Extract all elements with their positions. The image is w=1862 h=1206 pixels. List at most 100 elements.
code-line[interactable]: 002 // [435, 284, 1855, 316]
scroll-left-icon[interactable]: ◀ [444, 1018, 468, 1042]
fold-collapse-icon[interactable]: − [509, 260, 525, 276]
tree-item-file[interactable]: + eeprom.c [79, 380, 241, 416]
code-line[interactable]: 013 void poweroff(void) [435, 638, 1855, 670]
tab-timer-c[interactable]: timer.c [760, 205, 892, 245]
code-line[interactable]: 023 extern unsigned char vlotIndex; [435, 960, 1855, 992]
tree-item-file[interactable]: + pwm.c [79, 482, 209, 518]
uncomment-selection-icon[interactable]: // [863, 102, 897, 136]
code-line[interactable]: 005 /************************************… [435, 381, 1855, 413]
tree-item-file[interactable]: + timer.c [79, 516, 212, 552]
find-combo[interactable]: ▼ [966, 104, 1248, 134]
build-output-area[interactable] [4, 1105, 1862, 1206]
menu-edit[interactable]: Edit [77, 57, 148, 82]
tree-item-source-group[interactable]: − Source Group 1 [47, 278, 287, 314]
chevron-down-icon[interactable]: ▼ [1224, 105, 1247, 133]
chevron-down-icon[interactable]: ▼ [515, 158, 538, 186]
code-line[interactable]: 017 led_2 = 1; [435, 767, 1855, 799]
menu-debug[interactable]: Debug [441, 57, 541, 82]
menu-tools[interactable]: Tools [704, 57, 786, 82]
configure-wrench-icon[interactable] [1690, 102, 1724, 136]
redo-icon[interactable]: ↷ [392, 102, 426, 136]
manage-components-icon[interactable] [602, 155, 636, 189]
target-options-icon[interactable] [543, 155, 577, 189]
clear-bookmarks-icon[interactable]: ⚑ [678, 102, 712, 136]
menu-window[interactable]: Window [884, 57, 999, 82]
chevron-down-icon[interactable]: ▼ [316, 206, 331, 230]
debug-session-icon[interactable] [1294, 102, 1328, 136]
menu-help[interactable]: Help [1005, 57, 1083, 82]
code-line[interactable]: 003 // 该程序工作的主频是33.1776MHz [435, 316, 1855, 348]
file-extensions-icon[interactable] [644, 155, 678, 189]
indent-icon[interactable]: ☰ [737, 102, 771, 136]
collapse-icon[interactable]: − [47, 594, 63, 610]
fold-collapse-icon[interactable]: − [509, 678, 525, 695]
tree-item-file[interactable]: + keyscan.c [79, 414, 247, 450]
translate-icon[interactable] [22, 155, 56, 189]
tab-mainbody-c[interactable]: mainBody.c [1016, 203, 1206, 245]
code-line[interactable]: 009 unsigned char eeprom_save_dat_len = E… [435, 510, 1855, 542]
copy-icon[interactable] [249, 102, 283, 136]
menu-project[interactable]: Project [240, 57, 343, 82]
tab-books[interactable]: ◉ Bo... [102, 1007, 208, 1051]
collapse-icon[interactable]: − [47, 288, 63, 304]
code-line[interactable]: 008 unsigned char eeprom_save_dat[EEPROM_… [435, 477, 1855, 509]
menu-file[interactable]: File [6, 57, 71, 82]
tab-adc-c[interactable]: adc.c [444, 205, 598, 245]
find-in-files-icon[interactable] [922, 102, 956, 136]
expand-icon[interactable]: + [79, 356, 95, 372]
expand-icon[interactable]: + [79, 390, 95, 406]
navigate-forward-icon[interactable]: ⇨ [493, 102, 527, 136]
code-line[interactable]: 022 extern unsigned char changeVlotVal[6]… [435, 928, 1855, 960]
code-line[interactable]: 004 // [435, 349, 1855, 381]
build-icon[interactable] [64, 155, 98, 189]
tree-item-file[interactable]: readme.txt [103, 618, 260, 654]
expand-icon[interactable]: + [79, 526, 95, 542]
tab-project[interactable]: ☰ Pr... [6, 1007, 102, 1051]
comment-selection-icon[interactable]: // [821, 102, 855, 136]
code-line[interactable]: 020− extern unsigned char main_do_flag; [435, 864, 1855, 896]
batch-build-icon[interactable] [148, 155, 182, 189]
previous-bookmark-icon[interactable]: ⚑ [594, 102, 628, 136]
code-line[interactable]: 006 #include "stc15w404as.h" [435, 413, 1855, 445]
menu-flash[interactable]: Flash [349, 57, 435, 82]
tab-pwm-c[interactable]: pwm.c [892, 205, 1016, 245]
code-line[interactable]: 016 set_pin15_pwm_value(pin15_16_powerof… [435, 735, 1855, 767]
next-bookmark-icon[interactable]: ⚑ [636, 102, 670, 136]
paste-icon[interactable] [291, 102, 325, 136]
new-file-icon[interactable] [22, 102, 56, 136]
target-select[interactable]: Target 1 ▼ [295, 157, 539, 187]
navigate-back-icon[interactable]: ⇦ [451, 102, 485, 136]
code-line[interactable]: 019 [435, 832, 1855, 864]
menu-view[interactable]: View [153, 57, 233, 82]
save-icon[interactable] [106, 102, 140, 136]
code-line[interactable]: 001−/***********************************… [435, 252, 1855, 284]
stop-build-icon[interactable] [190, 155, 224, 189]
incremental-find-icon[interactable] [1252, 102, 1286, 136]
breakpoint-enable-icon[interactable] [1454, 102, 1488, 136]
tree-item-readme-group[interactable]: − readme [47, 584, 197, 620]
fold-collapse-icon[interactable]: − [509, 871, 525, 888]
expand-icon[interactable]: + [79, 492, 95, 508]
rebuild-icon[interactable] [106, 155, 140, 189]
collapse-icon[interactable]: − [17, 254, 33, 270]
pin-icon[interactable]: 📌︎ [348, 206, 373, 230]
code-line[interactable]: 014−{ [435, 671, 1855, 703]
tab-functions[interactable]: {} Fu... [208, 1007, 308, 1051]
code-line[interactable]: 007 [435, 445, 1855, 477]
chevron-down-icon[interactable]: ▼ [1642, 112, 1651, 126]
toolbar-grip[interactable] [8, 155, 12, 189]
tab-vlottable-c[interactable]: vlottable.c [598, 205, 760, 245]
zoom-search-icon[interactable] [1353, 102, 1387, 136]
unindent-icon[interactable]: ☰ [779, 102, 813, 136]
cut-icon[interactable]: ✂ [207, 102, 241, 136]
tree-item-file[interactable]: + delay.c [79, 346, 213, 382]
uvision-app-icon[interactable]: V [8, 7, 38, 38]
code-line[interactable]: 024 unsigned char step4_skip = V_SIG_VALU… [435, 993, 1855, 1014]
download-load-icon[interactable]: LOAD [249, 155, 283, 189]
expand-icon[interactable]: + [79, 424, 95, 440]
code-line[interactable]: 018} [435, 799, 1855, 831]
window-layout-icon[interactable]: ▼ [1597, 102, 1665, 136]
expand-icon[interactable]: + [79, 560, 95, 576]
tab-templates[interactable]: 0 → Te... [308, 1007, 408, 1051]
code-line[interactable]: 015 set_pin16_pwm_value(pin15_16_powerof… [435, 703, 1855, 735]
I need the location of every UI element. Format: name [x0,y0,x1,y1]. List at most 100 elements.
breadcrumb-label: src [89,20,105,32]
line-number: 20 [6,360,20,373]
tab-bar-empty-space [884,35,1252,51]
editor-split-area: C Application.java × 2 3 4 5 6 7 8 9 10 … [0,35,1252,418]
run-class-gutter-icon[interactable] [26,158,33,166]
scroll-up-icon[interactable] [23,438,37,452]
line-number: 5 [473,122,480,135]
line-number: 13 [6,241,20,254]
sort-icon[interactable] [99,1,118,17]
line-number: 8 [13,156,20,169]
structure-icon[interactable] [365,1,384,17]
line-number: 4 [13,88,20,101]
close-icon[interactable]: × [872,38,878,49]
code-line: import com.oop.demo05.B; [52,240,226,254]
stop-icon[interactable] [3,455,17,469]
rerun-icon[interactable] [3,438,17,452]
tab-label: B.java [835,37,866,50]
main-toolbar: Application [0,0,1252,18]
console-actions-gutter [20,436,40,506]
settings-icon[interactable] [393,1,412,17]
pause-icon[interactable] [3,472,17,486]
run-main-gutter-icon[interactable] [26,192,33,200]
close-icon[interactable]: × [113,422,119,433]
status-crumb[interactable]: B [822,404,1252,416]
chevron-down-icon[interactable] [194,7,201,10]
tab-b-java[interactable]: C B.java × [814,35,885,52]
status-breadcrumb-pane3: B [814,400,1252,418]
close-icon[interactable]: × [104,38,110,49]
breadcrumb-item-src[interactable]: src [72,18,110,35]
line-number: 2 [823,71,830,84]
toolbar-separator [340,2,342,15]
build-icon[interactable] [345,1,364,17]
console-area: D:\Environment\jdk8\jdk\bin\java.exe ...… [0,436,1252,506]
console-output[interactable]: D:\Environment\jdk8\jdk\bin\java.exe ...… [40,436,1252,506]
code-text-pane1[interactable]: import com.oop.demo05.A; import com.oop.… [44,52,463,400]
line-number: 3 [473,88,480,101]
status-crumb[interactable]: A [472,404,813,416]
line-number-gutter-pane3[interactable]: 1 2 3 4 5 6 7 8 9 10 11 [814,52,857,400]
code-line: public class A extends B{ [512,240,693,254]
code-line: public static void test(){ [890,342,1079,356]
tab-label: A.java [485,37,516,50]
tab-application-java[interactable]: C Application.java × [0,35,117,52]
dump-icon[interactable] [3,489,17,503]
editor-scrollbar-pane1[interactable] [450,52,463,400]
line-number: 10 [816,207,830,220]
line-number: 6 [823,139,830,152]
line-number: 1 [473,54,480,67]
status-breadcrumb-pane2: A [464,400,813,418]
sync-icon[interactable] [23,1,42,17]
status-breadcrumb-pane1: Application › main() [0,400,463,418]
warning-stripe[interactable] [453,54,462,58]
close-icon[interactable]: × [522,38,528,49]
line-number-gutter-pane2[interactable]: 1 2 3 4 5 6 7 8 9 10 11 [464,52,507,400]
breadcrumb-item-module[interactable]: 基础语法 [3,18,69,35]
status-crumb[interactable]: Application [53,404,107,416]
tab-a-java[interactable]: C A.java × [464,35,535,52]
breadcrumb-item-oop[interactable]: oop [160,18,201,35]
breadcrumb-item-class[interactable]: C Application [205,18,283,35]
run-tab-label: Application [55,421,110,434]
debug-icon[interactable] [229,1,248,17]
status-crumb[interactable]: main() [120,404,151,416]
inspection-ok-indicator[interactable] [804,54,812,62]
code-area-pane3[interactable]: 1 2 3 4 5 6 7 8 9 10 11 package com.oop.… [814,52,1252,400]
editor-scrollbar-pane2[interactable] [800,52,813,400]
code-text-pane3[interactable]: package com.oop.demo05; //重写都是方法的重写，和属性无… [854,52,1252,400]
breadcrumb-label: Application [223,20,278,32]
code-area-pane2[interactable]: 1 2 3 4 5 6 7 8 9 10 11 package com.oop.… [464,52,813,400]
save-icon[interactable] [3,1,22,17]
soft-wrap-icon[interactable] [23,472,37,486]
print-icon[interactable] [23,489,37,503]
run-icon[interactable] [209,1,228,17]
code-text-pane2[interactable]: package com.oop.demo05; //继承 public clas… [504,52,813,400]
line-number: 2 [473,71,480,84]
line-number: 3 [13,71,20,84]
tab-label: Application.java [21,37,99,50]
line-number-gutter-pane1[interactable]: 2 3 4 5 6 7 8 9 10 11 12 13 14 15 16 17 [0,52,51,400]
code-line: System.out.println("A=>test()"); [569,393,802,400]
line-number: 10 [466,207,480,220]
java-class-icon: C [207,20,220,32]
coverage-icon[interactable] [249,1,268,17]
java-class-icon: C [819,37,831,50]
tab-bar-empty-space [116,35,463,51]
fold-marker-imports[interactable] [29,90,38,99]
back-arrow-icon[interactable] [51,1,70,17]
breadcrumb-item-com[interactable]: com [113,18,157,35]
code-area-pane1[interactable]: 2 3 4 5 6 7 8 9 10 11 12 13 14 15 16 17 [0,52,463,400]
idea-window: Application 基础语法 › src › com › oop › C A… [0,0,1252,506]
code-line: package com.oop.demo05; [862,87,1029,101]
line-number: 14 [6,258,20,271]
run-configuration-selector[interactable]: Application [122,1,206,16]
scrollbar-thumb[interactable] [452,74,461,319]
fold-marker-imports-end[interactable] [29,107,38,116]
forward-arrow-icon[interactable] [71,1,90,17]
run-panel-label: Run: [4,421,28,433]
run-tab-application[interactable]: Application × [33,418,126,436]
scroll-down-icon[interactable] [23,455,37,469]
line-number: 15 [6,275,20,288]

Objective:
Can you retype the records starting at the very first line and ending at the line that contains "tab-timer-c[interactable]: timer.c [760, 205, 892, 245]", including both of those lines?

Written response:
Extract all elements with their positions. The image is w=1862 h=1206 pixels. List at most 100 elements.
code-line[interactable]: 002 // [435, 284, 1855, 316]
scroll-left-icon[interactable]: ◀ [444, 1018, 468, 1042]
fold-collapse-icon[interactable]: − [509, 260, 525, 276]
tree-item-file[interactable]: + eeprom.c [79, 380, 241, 416]
code-line[interactable]: 013 void poweroff(void) [435, 638, 1855, 670]
tab-timer-c[interactable]: timer.c [760, 205, 892, 245]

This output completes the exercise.